Valmiki compares the sight of Rama and Sita together to the moon and the brightest star. The Ramachandra worshipper, therefore, never makes the mistake of thinking Sita an ordinary wife. Throughout the Ramayana, the poetry again and again turns to images of the various moods of natural beauty in the jungle, in the sky, and in the night with its wonderful galaxies for comparisons to the loveliness of Sita. And always the worshipper addresses first Sita, and then Rama like Sita-Rama.
Kidnapping of Sita by Ravan and Lord Rama’s alliance with the monkeys:

Hanuman Carrying Lord Rama and Lakshmana

In the absence of Sita, Ramachandra was plunged into unalloyed grief. He was crazed, and His understanding appeared clouded. He was going through the forest asking the flowers and trees if they had seen His wife. He feared that she had been eaten by the rakshasas. He and Lakshman searched everywhere. Rama questioned the sun: “Where has My darling gone? “ He asked the wind if she were dead or alive or stolen, or had he seen her on any path?
Lakshman attempted to draw off Ramachandra’s despair by sensible words, but he was paid no attention. Finally the brothers found signs of Sita, pieces of clothing torn while resisting Ravana, and ornaments which had fallen from her as she rose up in his chariot. They also found the bloodied dying body of Jatayu, the ancient king of birds, who had made a valiant attempt to stop Ravana’s might. Frothing in his last blood, Jatayu informed Ramachandra that it was Ravana, the king of the rakshasas, who had taken Sita. The brothers got further information that they could obtain the help needed to find Ravana’s kingdom by making alliance with Sugriva, the king of the vanaras, a monkey race who lived in the Pampa region of rivers and lakes.
This chief of the monkeys, Sugriva, beholding Ramachandra and Lakshman within his province, was at once fearful. The Vanaras were taking refuge from their enemy Vali, who was the chief’s brother, and Sugriva thought that Rama and Lakshman had come to do some harm, as they appeared so formidable with their weapons. The monkeys ranged from peak to peak, and joined their leader for a conference on what to do about the two mighty young men who were walking amongst the trees and lakes. The chief counsellor to the King, named Hanuman, assured Sugriva that their enemy Vali had no access to the Pampa region. Therefore, why should they fear these two godlike warriors?

Hanuman approached Rama and Lakshman on behalf of the king, and with eloquent words invited them to meet with the monkey chieftain. Rama was at once delighted with the eloquent speech and appearance of Hanuman, and a meeting was arranged. Seated on giant Sala leaves, Rama, Hanuman, Lakshman and Sugriva spoke out their hearts and concluded a pact of honorable friendship.
Sugriva narrated how he had become confined to this region of the Pampas in fear of his life, having been deprived of his kingdom by his brother Vali. Ramachandra acknowledged that the expression of friendship is good service, and He agreed to kill Vali, who had also abducted the wife of Sugriva. Rama accepted the hand of Sugriva in embrace, and the monkey chief promised to aid Rama in His search for Sita by employing his vast, worldwide army of Vanaras.
Sugriva, however, had some doubts that Rama could actually subdue Vali. In order to assure him, Rama Chandra shot one arrow which traversed through seven palm trees, a rock, through the innermost region of the Earth and in a minute returned to Rama Chandra’s quiver! He then set out, and soon met Vali, and slew him.

GIVEN DATA |
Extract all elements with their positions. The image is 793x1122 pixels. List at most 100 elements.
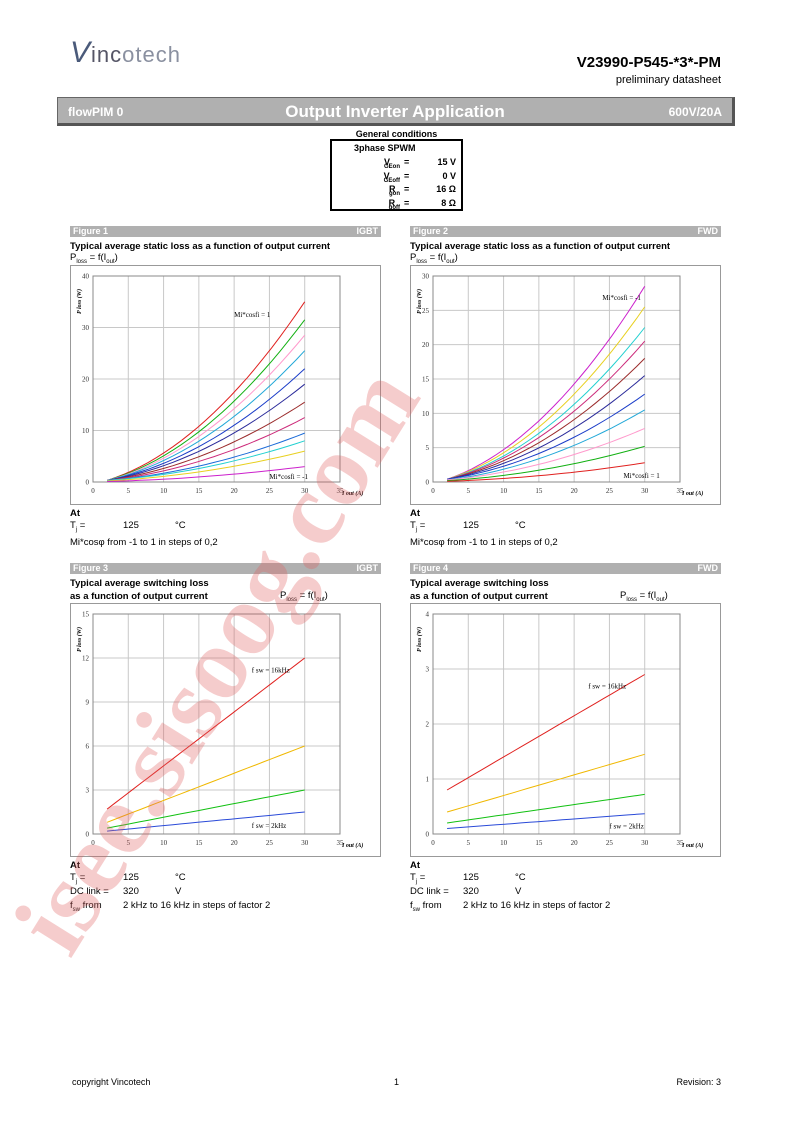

PROBLEMS |
**a)** Decide whether each statement below agrees with the Ramayana passage. Answer yes or no for each, and quote the words from the passage that decide it.
(i) Jatayu told Rama that Ravana was the one who had carried Sita away.
(ii) Hanuman told Sugriva that Vali could reach the Pampa region.
(iii) The arrow Rama shot went through seven palm trees.
**b)** Rewrite the paragraph of the Ramayana passage that begins "Sugriva narrated how" as a short bulleted list that keeps its main facts.
**c)** Write the next part of the Ramayana passage, starting right after Rama kills Vali.

RESPONSES TO THE EXERCISE |
**a)**
(i) Yes: "Jatayu informed Ramachandra that it was Ravana, the king of the rakshasas, who had taken Sita."
(ii) No: "assured Sugriva that their enemy Vali had no access to the Pampa region."
(iii) Yes: "shot one arrow which traversed through seven palm trees"

**b)**
- Sugriva's brother Vali took his kingdom, and Sugriva has stayed in the Pampa region in fear for his life.
- Vali also abducted Sugriva's wife.
- Rama said that the expression of friendship is good service, and he agreed to kill Vali.
- Rama embraced Sugriva.
- Sugriva promised to use his vast, worldwide army of Vanaras to help Rama search for Sita.

**c)**
After some delay, while Sugriva tasted the sensual pleasures of his regained kingdom, he mobilized his forces and sent them out to all quarters in search of Lanka, where Sita was imprisoned. But after months of futile searching, the armies began to lose hope. Some returned, and some dispersed in foreign lands. It was Hanuman alone who received information that the kingdom of Lanka was an island far across the Indian ocean.

Hanuman is eulogized by all sages and scholars of the vedic science of God, for Hanuman is the ideal servitor. He simply wanted to carry out the order of Ramachandra effectively. His career in finding Sita and battling the rakshasas on behalf of Ramachandra sets the highest spiritual standard, surpassing all mechanical yogic practitioners and speculative philosophers and scholars in search of the Absolute Truth.
It is clearly stated in “Teachings of Lord Chaitanya” by A.C. Bhaktivedanta Swami, that at the last stage the highest spiritual perfection is favorable service unto the Personality of Godhead. The exact example of Hanuman is not to be imitated, but his service attitude is to be followed. That is, each of us has some capacity. Hanuman had the capacity of enormous physical strength and agility. He used every ounce of that strength, not in pursuit of sense gratification or for conquering some land or women, but in humble devotional service to the Lord of the senses, whom he worshipped exclusively as Lord Ramachandra. We should do likewise.
There cannot be any exaggeration in praising the stature and exploits of this formidable monkey warrior. He is not great because he was wonderfully powerful, but because he used all his strength even his anger in discharging service unto the Personality of Godhead in the matter of vanquishing Ravana.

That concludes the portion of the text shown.